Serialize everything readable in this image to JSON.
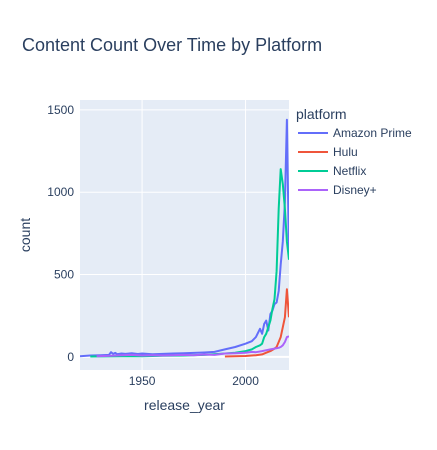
{
  "chart_data": {
    "type": "line",
    "title": "Content Count Over Time by Platform",
    "xlabel": "release_year",
    "ylabel": "count",
    "xlim": [
      1920,
      2021
    ],
    "ylim": [
      -80,
      1560
    ],
    "xticks": [
      1950,
      2000
    ],
    "yticks": [
      0,
      500,
      1000,
      1500
    ],
    "grid": true,
    "plot_background": "#e5ecf6",
    "legend": {
      "title": "platform",
      "position": "right"
    },
    "series": [
      {
        "name": "Amazon Prime",
        "color": "#636efa",
        "x": [
          1920,
          1925,
          1930,
          1934,
          1935,
          1936,
          1937,
          1938,
          1940,
          1942,
          1945,
          1948,
          1950,
          1955,
          1960,
          1965,
          1970,
          1975,
          1980,
          1985,
          1990,
          1995,
          2000,
          2003,
          2005,
          2007,
          2008,
          2009,
          2010,
          2011,
          2012,
          2013,
          2014,
          2015,
          2016,
          2017,
          2018,
          2019,
          2020,
          2021
        ],
        "values": [
          4,
          8,
          10,
          12,
          28,
          18,
          24,
          16,
          20,
          18,
          22,
          17,
          20,
          16,
          18,
          20,
          22,
          24,
          26,
          30,
          45,
          60,
          80,
          95,
          120,
          170,
          140,
          200,
          220,
          160,
          260,
          280,
          320,
          330,
          400,
          560,
          700,
          940,
          1440,
          600
        ]
      },
      {
        "name": "Hulu",
        "color": "#ef553b",
        "x": [
          1990,
          1995,
          2000,
          2005,
          2008,
          2010,
          2012,
          2014,
          2015,
          2016,
          2017,
          2018,
          2019,
          2020,
          2021
        ],
        "values": [
          2,
          3,
          5,
          10,
          15,
          25,
          35,
          50,
          60,
          90,
          120,
          180,
          240,
          410,
          240
        ]
      },
      {
        "name": "Netflix",
        "color": "#00cc96",
        "x": [
          1925,
          1940,
          1950,
          1960,
          1970,
          1980,
          1990,
          1995,
          2000,
          2003,
          2005,
          2007,
          2008,
          2009,
          2010,
          2011,
          2012,
          2013,
          2014,
          2015,
          2016,
          2017,
          2018,
          2019,
          2020,
          2021
        ],
        "values": [
          2,
          3,
          4,
          6,
          8,
          12,
          20,
          25,
          35,
          45,
          60,
          70,
          80,
          120,
          140,
          180,
          220,
          290,
          350,
          520,
          900,
          1140,
          1050,
          900,
          700,
          590
        ]
      },
      {
        "name": "Disney+",
        "color": "#ab63fa",
        "x": [
          1928,
          1935,
          1940,
          1945,
          1950,
          1955,
          1960,
          1965,
          1970,
          1975,
          1980,
          1985,
          1990,
          1995,
          2000,
          2003,
          2005,
          2008,
          2010,
          2012,
          2014,
          2016,
          2017,
          2018,
          2019,
          2020,
          2021
        ],
        "values": [
          3,
          6,
          10,
          12,
          8,
          10,
          8,
          10,
          12,
          10,
          14,
          12,
          20,
          22,
          25,
          30,
          28,
          35,
          40,
          45,
          50,
          55,
          60,
          70,
          90,
          120,
          125
        ]
      }
    ]
  }
}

• Stated goal
Quote the data above in full and without alteration; skip the pictures.

• Complete output
Serialize everything readable in this image to JSON.
{
  "chart_data": {
    "type": "line",
    "title": "Content Count Over Time by Platform",
    "xlabel": "release_year",
    "ylabel": "count",
    "xlim": [
      1920,
      2021
    ],
    "ylim": [
      -80,
      1560
    ],
    "xticks": [
      1950,
      2000
    ],
    "yticks": [
      0,
      500,
      1000,
      1500
    ],
    "grid": true,
    "plot_background": "#e5ecf6",
    "legend": {
      "title": "platform",
      "position": "right"
    },
    "series": [
      {
        "name": "Amazon Prime",
        "color": "#636efa",
        "x": [
          1920,
          1925,
          1930,
          1934,
          1935,
          1936,
          1937,
          1938,
          1940,
          1942,
          1945,
          1948,
          1950,
          1955,
          1960,
          1965,
          1970,
          1975,
          1980,
          1985,
          1990,
          1995,
          2000,
          2003,
          2005,
          2007,
          2008,
          2009,
          2010,
          2011,
          2012,
          2013,
          2014,
          2015,
          2016,
          2017,
          2018,
          2019,
          2020,
          2021
        ],
        "values": [
          4,
          8,
          10,
          12,
          28,
          18,
          24,
          16,
          20,
          18,
          22,
          17,
          20,
          16,
          18,
          20,
          22,
          24,
          26,
          30,
          45,
          60,
          80,
          95,
          120,
          170,
          140,
          200,
          220,
          160,
          260,
          280,
          320,
          330,
          400,
          560,
          700,
          940,
          1440,
          600
        ]
      },
      {
        "name": "Hulu",
        "color": "#ef553b",
        "x": [
          1990,
          1995,
          2000,
          2005,
          2008,
          2010,
          2012,
          2014,
          2015,
          2016,
          2017,
          2018,
          2019,
          2020,
          2021
        ],
        "values": [
          2,
          3,
          5,
          10,
          15,
          25,
          35,
          50,
          60,
          90,
          120,
          180,
          240,
          410,
          240
        ]
      },
      {
        "name": "Netflix",
        "color": "#00cc96",
        "x": [
          1925,
          1940,
          1950,
          1960,
          1970,
          1980,
          1990,
          1995,
          2000,
          2003,
          2005,
          2007,
          2008,
          2009,
          2010,
          2011,
          2012,
          2013,
          2014,
          2015,
          2016,
          2017,
          2018,
          2019,
          2020,
          2021
        ],
        "values": [
          2,
          3,
          4,
          6,
          8,
          12,
          20,
          25,
          35,
          45,
          60,
          70,
          80,
          120,
          140,
          180,
          220,
          290,
          350,
          520,
          900,
          1140,
          1050,
          900,
          700,
          590
        ]
      },
      {
        "name": "Disney+",
        "color": "#ab63fa",
        "x": [
          1928,
          1935,
          1940,
          1945,
          1950,
          1955,
          1960,
          1965,
          1970,
          1975,
          1980,
          1985,
          1990,
          1995,
          2000,
          2003,
          2005,
          2008,
          2010,
          2012,
          2014,
          2016,
          2017,
          2018,
          2019,
          2020,
          2021
        ],
        "values": [
          3,
          6,
          10,
          12,
          8,
          10,
          8,
          10,
          12,
          10,
          14,
          12,
          20,
          22,
          25,
          30,
          28,
          35,
          40,
          45,
          50,
          55,
          60,
          70,
          90,
          120,
          125
        ]
      }
    ]
  }
}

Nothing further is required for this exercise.